- Records supplied -
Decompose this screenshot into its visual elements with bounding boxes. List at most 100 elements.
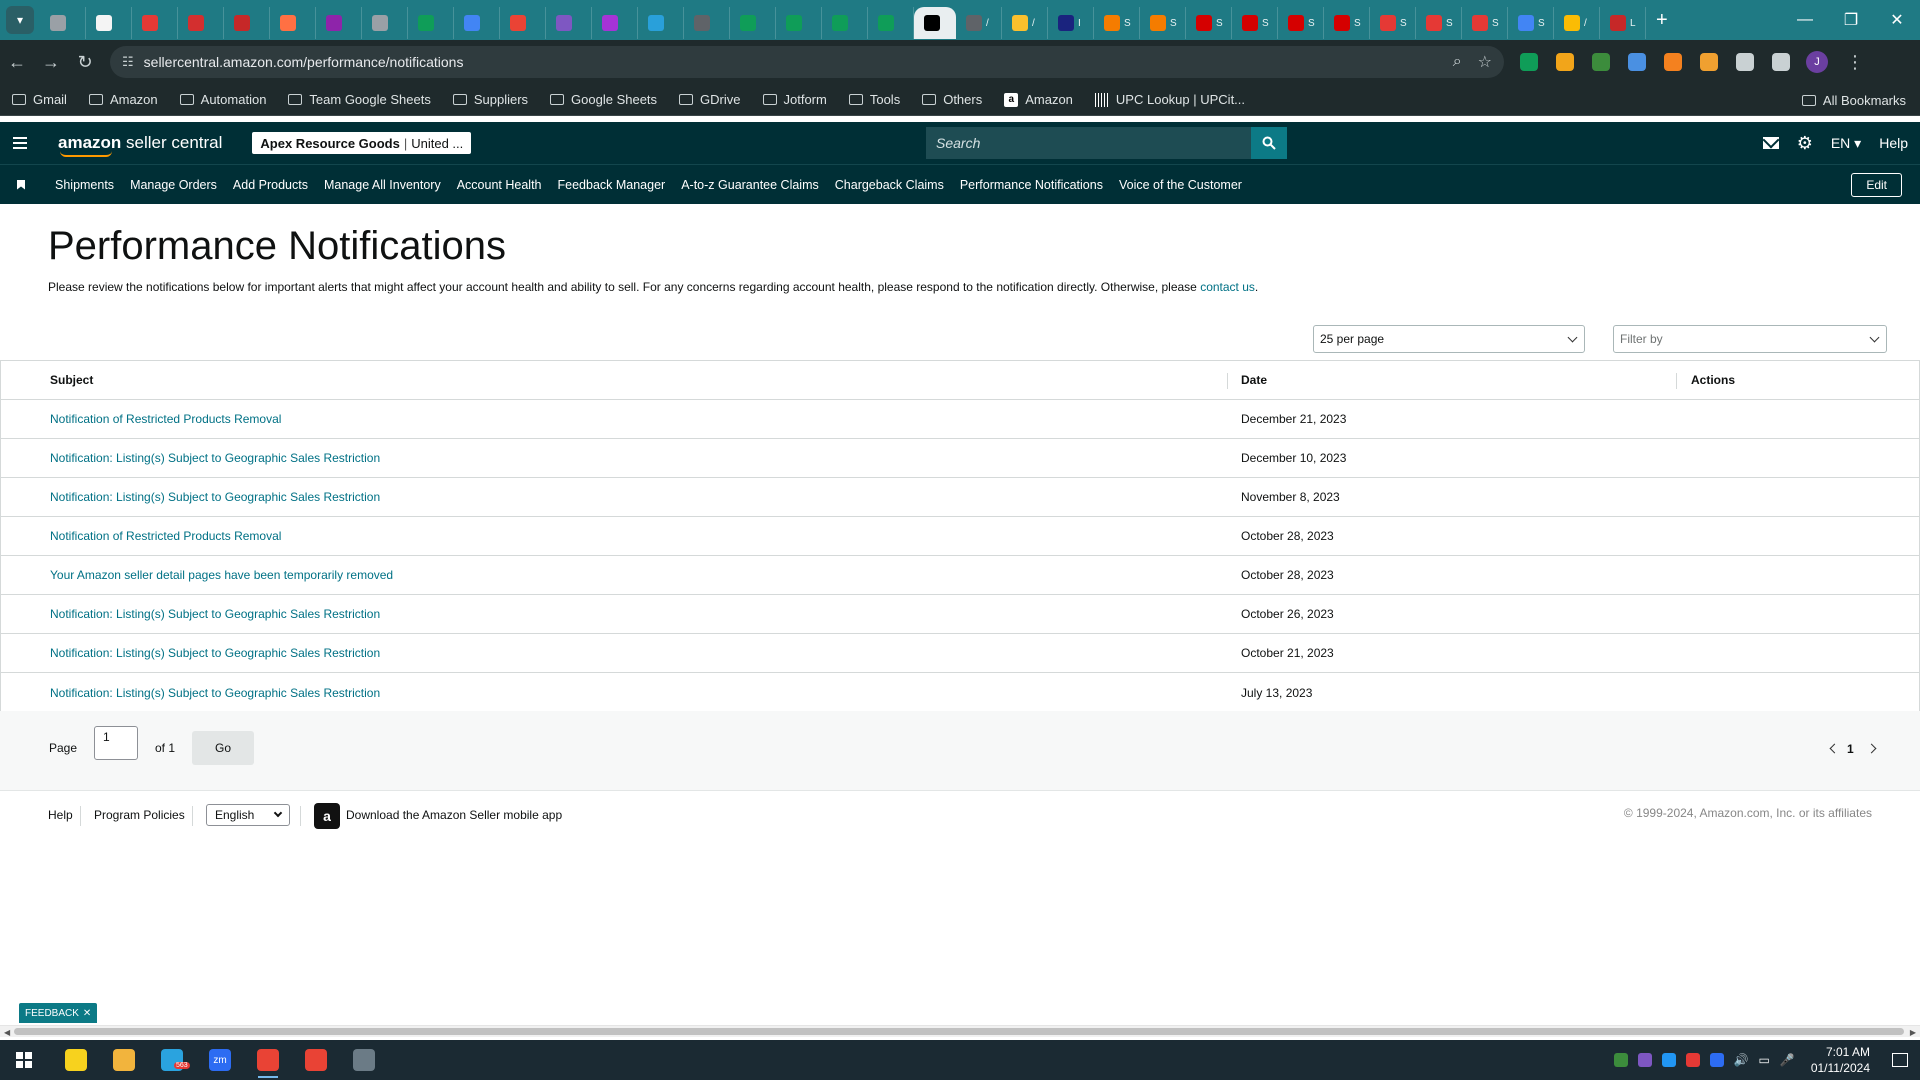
browser-tab[interactable]: S: [1140, 7, 1186, 39]
notification-subject-link[interactable]: Notification: Listing(s) Subject to Geog…: [50, 451, 380, 465]
chrome-tray-icon[interactable]: [1685, 1053, 1700, 1067]
bookmark-item[interactable]: Suppliers: [452, 92, 528, 107]
restore-icon[interactable]: ❐: [1828, 0, 1874, 40]
browser-tab[interactable]: [132, 7, 178, 39]
scroll-left-icon[interactable]: ◀: [4, 1028, 10, 1037]
nav-item-feedback-manager[interactable]: Feedback Manager: [558, 178, 666, 192]
taskbar-app-file-explorer[interactable]: [100, 1040, 148, 1080]
nav-item-a-to-z-guarantee-claims[interactable]: A-to-z Guarantee Claims: [681, 178, 819, 192]
footer-help-link[interactable]: Help: [48, 808, 73, 822]
search-input[interactable]: [926, 127, 1251, 159]
notification-icon[interactable]: [1892, 1053, 1908, 1067]
all-bookmarks[interactable]: All Bookmarks: [1801, 84, 1906, 116]
browser-tab[interactable]: [914, 7, 956, 39]
browser-tab[interactable]: [454, 7, 500, 39]
browser-tab[interactable]: [684, 7, 730, 39]
browser-menu-icon[interactable]: ⋮: [1846, 52, 1864, 73]
nvidia-icon[interactable]: [1613, 1053, 1628, 1067]
url-text[interactable]: sellercentral.amazon.com/performance/not…: [144, 54, 1437, 70]
address-bar[interactable]: ☷ sellercentral.amazon.com/performance/n…: [110, 46, 1504, 78]
forward-icon[interactable]: →: [34, 45, 68, 79]
filter-dropdown[interactable]: Filter by: [1613, 325, 1887, 353]
page-number-input[interactable]: 1: [94, 726, 138, 760]
browser-tab[interactable]: S: [1324, 7, 1370, 39]
taskbar-app-sticky-notes[interactable]: [52, 1040, 100, 1080]
bookmark-item[interactable]: a Amazon: [1004, 92, 1073, 107]
taskbar-app-chrome[interactable]: [244, 1040, 292, 1080]
bookmark-item[interactable]: Amazon: [88, 92, 158, 107]
browser-tab[interactable]: S: [1416, 7, 1462, 39]
go-button[interactable]: Go: [192, 731, 254, 765]
browser-tab[interactable]: [408, 7, 454, 39]
notification-subject-link[interactable]: Notification: Listing(s) Subject to Geog…: [50, 607, 380, 621]
close-icon[interactable]: ✕: [1874, 0, 1920, 40]
browser-tab[interactable]: [316, 7, 362, 39]
bluetooth-icon[interactable]: [1661, 1053, 1676, 1067]
bookmark-icon[interactable]: [17, 179, 25, 190]
seller-central-logo[interactable]: amazon seller central: [58, 133, 222, 157]
back-icon[interactable]: ←: [0, 45, 34, 79]
notification-subject-link[interactable]: Notification of Restricted Products Remo…: [50, 412, 281, 426]
bookmark-item[interactable]: UPC Lookup | UPCit...: [1094, 92, 1245, 107]
extension-icon[interactable]: [1700, 53, 1718, 71]
amazon-app-icon[interactable]: a: [314, 803, 340, 829]
browser-tab[interactable]: [224, 7, 270, 39]
bookmark-item[interactable]: Team Google Sheets: [288, 92, 431, 107]
help-link[interactable]: Help: [1879, 135, 1908, 151]
browser-tab[interactable]: [868, 7, 914, 39]
taskbar-app-chrome-profile[interactable]: [292, 1040, 340, 1080]
bookmark-item[interactable]: Gmail: [12, 92, 67, 107]
bookmark-star-icon[interactable]: ☆: [1478, 52, 1492, 72]
extension-icon[interactable]: [1736, 53, 1754, 71]
minimize-icon[interactable]: —: [1782, 0, 1828, 40]
browser-tab[interactable]: [776, 7, 822, 39]
bookmark-item[interactable]: GDrive: [679, 92, 741, 107]
clock[interactable]: 7:01 AM 01/11/2024: [1811, 1044, 1870, 1076]
close-icon[interactable]: ✕: [83, 1008, 91, 1019]
hamburger-menu-icon[interactable]: [0, 137, 40, 149]
horizontal-scrollbar[interactable]: ◀ ▶: [0, 1025, 1920, 1037]
bookmark-item[interactable]: Tools: [848, 92, 900, 107]
nav-item-voice-of-the-customer[interactable]: Voice of the Customer: [1119, 178, 1242, 192]
browser-tab[interactable]: [40, 7, 86, 39]
bookmark-item[interactable]: Google Sheets: [550, 92, 657, 107]
profile-avatar[interactable]: J: [1806, 51, 1828, 73]
column-header-date[interactable]: Date: [1241, 373, 1267, 387]
browser-tab[interactable]: [822, 7, 868, 39]
notification-subject-link[interactable]: Your Amazon seller detail pages have bee…: [50, 568, 393, 582]
scroll-right-icon[interactable]: ▶: [1910, 1028, 1916, 1037]
column-header-subject[interactable]: Subject: [50, 373, 93, 387]
pen-icon[interactable]: [1637, 1053, 1652, 1067]
extension-icon[interactable]: [1628, 53, 1646, 71]
new-tab-button[interactable]: +: [1656, 9, 1668, 32]
bookmark-item[interactable]: Jotform: [762, 92, 827, 107]
bookmark-item[interactable]: Automation: [179, 92, 266, 107]
site-info-icon[interactable]: ☷: [122, 54, 134, 70]
notification-subject-link[interactable]: Notification of Restricted Products Remo…: [50, 529, 281, 543]
program-policies-link[interactable]: Program Policies: [94, 808, 185, 822]
extension-icon[interactable]: [1520, 53, 1538, 71]
browser-tab[interactable]: [270, 7, 316, 39]
taskbar-app-zoom[interactable]: zm: [196, 1040, 244, 1080]
browser-tab[interactable]: S: [1186, 7, 1232, 39]
zoom-tray-icon[interactable]: [1709, 1053, 1724, 1067]
browser-tab[interactable]: [500, 7, 546, 39]
taskbar-app-telegram[interactable]: 563: [148, 1040, 196, 1080]
bookmark-item[interactable]: Others: [922, 92, 982, 107]
nav-item-chargeback-claims[interactable]: Chargeback Claims: [835, 178, 944, 192]
notification-subject-link[interactable]: Notification: Listing(s) Subject to Geog…: [50, 646, 380, 660]
start-button[interactable]: [0, 1040, 48, 1080]
browser-tab[interactable]: [592, 7, 638, 39]
browser-tab[interactable]: [546, 7, 592, 39]
current-page-number[interactable]: 1: [1847, 742, 1854, 756]
browser-tab[interactable]: S: [1508, 7, 1554, 39]
store-picker[interactable]: Apex Resource Goods | United ...: [252, 132, 472, 154]
browser-tab[interactable]: S: [1370, 7, 1416, 39]
extension-icon[interactable]: [1592, 53, 1610, 71]
nav-item-manage-all-inventory[interactable]: Manage All Inventory: [324, 178, 441, 192]
extension-icon[interactable]: [1664, 53, 1682, 71]
microphone-icon[interactable]: 🎤: [1780, 1053, 1795, 1067]
tab-search-button[interactable]: ▾: [6, 6, 34, 34]
nav-item-performance-notifications[interactable]: Performance Notifications: [960, 178, 1103, 192]
network-icon[interactable]: ▭: [1759, 1053, 1770, 1067]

- Aim of the task -
Render every line of the material above as a JSON list of strings, one string per line, leaving out blank lines and pictures.

- Full answer -
[
  "Decompose this screenshot into its visual elements with bounding boxes. List at most 100 elements.",
  "browser-tab[interactable]: S: [1140, 7, 1186, 39]",
  "notification-subject-link[interactable]: Notification: Listing(s) Subject to Geog…: [50, 451, 380, 465]",
  "chrome-tray-icon[interactable]: [1685, 1053, 1700, 1067]",
  "bookmark-item[interactable]: Suppliers: [452, 92, 528, 107]",
  "restore-icon[interactable]: ❐: [1828, 0, 1874, 40]",
  "browser-tab[interactable]: [132, 7, 178, 39]",
  "scroll-left-icon[interactable]: ◀: [4, 1028, 10, 1037]",
  "nav-item-feedback-manager[interactable]: Feedback Manager: [558, 178, 666, 192]",
  "taskbar-app-file-explorer[interactable]: [100, 1040, 148, 1080]",
  "nav-item-a-to-z-guarantee-claims[interactable]: A-to-z Guarantee Claims: [681, 178, 819, 192]",
  "footer-help-link[interactable]: Help: [48, 808, 73, 822]",
  "search-input[interactable]: [926, 127, 1251, 159]",
  "notification-icon[interactable]: [1892, 1053, 1908, 1067]",
  "all-bookmarks[interactable]: All Bookmarks: [1801, 84, 1906, 116]",
  "browser-tab[interactable]: [914, 7, 956, 39]",
  "browser-tab[interactable]: [454, 7, 500, 39]",
  "browser-tab[interactable]: [684, 7, 730, 39]",
  "browser-menu-icon[interactable]: ⋮: [1846, 52, 1864, 73]",
  "nvidia-icon[interactable]: [1613, 1053, 1628, 1067]",
  "url-text[interactable]: sellercentral.amazon.com/performance/not…: [144, 54, 1437, 70]",
  "address-bar[interactable]: ☷ sellercentral.amazon.com/performance/n…: [110, 46, 1504, 78]",
  "forward-icon[interactable]: →: [34, 45, 68, 79]",
  "filter-dropdown[interactable]: Filter by: [1613, 325, 1887, 353]",
  "page-number-input[interactable]: 1: [94, 726, 138, 760]",
  "browser-tab[interactable]: S: [1324, 7, 1370, 39]",
  "taskbar-app-sticky-notes[interactable]: [52, 1040, 100, 1080]",
  "bookmark-item[interactable]: a Amazon: [1004, 92, 1073, 107]",
  "taskbar-app-chrome[interactable]: [244, 1040, 292, 1080]",
  "bookmark-item[interactable]: Amazon: [88, 92, 158, 107]",
  "browser-tab[interactable]: S: [1416, 7, 1462, 39]",
  "go-button[interactable]: Go: [192, 731, 254, 765]",
  "browser-tab[interactable]: [408, 7, 454, 39]",
  "notification-subject-link[interactable]: Notification: Listing(s) Subject to Geog…: [50, 607, 380, 621]",
  "close-icon[interactable]: ✕: [1874, 0, 1920, 40]",
  "browser-tab[interactable]: [316, 7, 362, 39]",
  "bluetooth-icon[interactable]: [1661, 1053, 1676, 1067]",
  "bookmark-icon[interactable]: [17, 179, 25, 190]",
  "seller-central-logo[interactable]: amazon seller central: [58, 133, 222, 157]",
  "back-icon[interactable]: ←: [0, 45, 34, 79]",
  "notification-subject-link[interactable]: Notification of Restricted Products Remo…: [50, 412, 281, 426]",
  "bookmark-item[interactable]: UPC Lookup | UPCit...: [1094, 92, 1245, 107]",
  "extension-icon[interactable]: [1700, 53, 1718, 71]",
  "amazon-app-icon[interactable]: a: [314, 803, 340, 829]",
  "browser-tab[interactable]: [224, 7, 270, 39]",
  "bookmark-item[interactable]: Team Google Sheets: [288, 92, 431, 107]",
  "help-link[interactable]: Help: [1879, 135, 1908, 151]",
  "browser-tab[interactable]: [868, 7, 914, 39]",
  "taskbar-app-chrome-profile[interactable]: [292, 1040, 340, 1080]",
  "bookmark-item[interactable]: Gmail: [12, 92, 67, 107]",
  "bookmark-star-icon[interactable]: ☆: [1478, 52, 1492, 72]",
  "extension-icon[interactable]: [1736, 53, 1754, 71]",
  "minimize-icon[interactable]: —: [1782, 0, 1828, 40]",
  "browser-tab[interactable]: [776, 7, 822, 39]",
  "bookmark-item[interactable]: GDrive: [679, 92, 741, 107]",
  "clock[interactable]: 7:01 AM 01/11/2024: [1811, 1044, 1870, 1076]",
  "close-icon[interactable]: ✕: [83, 1008, 91, 1019]",
  "hamburger-menu-icon[interactable]: [0, 137, 40, 149]",
  "horizontal-scrollbar[interactable]: ◀ ▶: [0, 1025, 1920, 1037]",
  "bookmark-item[interactable]: Tools: [848, 92, 900, 107]",
  "nav-item-voice-of-the-customer[interactable]: Voice of the Customer: [1119, 178, 1242, 192]",
  "browser-tab[interactable]: [40, 7, 86, 39]",
  "bookmark-item[interactable]: Google Sheets: [550, 92, 657, 107]",
  "profile-avatar[interactable]: J: [1806, 51, 1828, 73]",
  "column-header-date[interactable]: Date: [1241, 373, 1267, 387]",
  "browser-tab[interactable]: [822, 7, 868, 39]",
  "notification-subject-link[interactable]: Your Amazon seller detail pages have bee…: [50, 568, 393, 582]",
  "scroll-right-icon[interactable]: ▶: [1910, 1028, 1916, 1037]",
  "column-header-subject[interactable]: Subject: [50, 373, 93, 387]",
  "pen-icon[interactable]: [1637, 1053, 1652, 1067]",
  "extension-icon[interactable]: [1628, 53, 1646, 71]",
  "new-tab-button[interactable]: +: [1656, 9, 1668, 32]",
  "bookmark-item[interactable]: Jotform: [762, 92, 827, 107]",
  "bookmark-item[interactable]: Automation: [179, 92, 266, 107]",
  "site-info-icon[interactable]: ☷: [122, 54, 134, 70]",
  "notification-subject-link[interactable]: Notification of Restricted Products Remo…: [50, 529, 281, 543]",
  "program-policies-link[interactable]: Program Policies: [94, 808, 185, 822]",
  "extension-icon[interactable]: [1520, 53, 1538, 71]",
  "browser-tab[interactable]: [270, 7, 316, 39]",
  "taskbar-app-zoom[interactable]: zm: [196, 1040, 244, 1080]",
  "browser-tab[interactable]: S: [1186, 7, 1232, 39]",
  "zoom-tray-icon[interactable]: [1709, 1053, 1724, 1067]",
  "browser-tab[interactable]: [500, 7, 546, 39]",
  "taskbar-app-telegram[interactable]: 563: [148, 1040, 196, 1080]",
  "bookmark-item[interactable]: Others: [922, 92, 982, 107]",
  "nav-item-chargeback-claims[interactable]: Chargeback Claims: [835, 178, 944, 192]",
  "notification-subject-link[interactable]: Notification: Listing(s) Subject to Geog…: [50, 646, 380, 660]",
  "start-button[interactable]: [0, 1040, 48, 1080]",
  "browser-tab[interactable]: [592, 7, 638, 39]",
  "browser-tab[interactable]: [546, 7, 592, 39]",
  "current-page-number[interactable]: 1: [1847, 742, 1854, 756]",
  "browser-tab[interactable]: S: [1508, 7, 1554, 39]",
  "store-picker[interactable]: Apex Resource Goods | United ...: [252, 132, 472, 154]",
  "browser-tab[interactable]: S: [1370, 7, 1416, 39]",
  "extension-icon[interactable]: [1592, 53, 1610, 71]",
  "nav-item-manage-all-inventory[interactable]: Manage All Inventory: [324, 178, 441, 192]",
  "extension-icon[interactable]: [1664, 53, 1682, 71]",
  "microphone-icon[interactable]: 🎤: [1780, 1053, 1795, 1067]",
  "tab-search-button[interactable]: ▾: [6, 6, 34, 34]",
  "nav-item-performance-notifications[interactable]: Performance Notifications: [960, 178, 1103, 192]",
  "network-icon[interactable]: ▭: [1759, 1053, 1770, 1067]"
]